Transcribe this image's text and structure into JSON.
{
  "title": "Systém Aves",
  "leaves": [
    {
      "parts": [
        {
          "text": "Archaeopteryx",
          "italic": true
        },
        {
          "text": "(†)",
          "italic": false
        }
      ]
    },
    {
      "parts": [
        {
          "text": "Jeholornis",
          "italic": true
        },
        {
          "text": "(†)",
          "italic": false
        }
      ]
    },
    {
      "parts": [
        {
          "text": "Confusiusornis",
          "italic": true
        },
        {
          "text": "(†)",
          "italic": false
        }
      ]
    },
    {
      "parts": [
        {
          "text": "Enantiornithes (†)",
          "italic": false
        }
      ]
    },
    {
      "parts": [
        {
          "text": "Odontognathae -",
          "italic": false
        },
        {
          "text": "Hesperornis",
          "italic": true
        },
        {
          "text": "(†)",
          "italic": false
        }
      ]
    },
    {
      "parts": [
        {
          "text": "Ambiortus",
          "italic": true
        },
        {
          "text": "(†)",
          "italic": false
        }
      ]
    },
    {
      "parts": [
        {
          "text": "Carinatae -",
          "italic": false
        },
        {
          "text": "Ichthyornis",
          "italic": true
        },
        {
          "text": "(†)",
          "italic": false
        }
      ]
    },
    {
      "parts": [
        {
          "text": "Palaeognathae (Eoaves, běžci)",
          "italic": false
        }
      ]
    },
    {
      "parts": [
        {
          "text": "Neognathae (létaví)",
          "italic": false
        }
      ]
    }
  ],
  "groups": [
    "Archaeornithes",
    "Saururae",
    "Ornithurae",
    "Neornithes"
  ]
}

Task statement:
Produce an exact copy of the whole listing.

In response:
Transcribe this image's text and structure into JSON.
{
  "title": "Systém Aves",
  "leaves": [
    {
      "parts": [
        {
          "text": "Archaeopteryx",
          "italic": true
        },
        {
          "text": "(†)",
          "italic": false
        }
      ]
    },
    {
      "parts": [
        {
          "text": "Jeholornis",
          "italic": true
        },
        {
          "text": "(†)",
          "italic": false
        }
      ]
    },
    {
      "parts": [
        {
          "text": "Confusiusornis",
          "italic": true
        },
        {
          "text": "(†)",
          "italic": false
        }
      ]
    },
    {
      "parts": [
        {
          "text": "Enantiornithes (†)",
          "italic": false
        }
      ]
    },
    {
      "parts": [
        {
          "text": "Odontognathae -",
          "italic": false
        },
        {
          "text": "Hesperornis",
          "italic": true
        },
        {
          "text": "(†)",
          "italic": false
        }
      ]
    },
    {
      "parts": [
        {
          "text": "Ambiortus",
          "italic": true
        },
        {
          "text": "(†)",
          "italic": false
        }
      ]
    },
    {
      "parts": [
        {
          "text": "Carinatae -",
          "italic": false
        },
        {
          "text": "Ichthyornis",
          "italic": true
        },
        {
          "text": "(†)",
          "italic": false
        }
      ]
    },
    {
      "parts": [
        {
          "text": "Palaeognathae (Eoaves, běžci)",
          "italic": false
        }
      ]
    },
    {
      "parts": [
        {
          "text": "Neognathae (létaví)",
          "italic": false
        }
      ]
    }
  ],
  "groups": [
    "Archaeornithes",
    "Saururae",
    "Ornithurae",
    "Neornithes"
  ]
}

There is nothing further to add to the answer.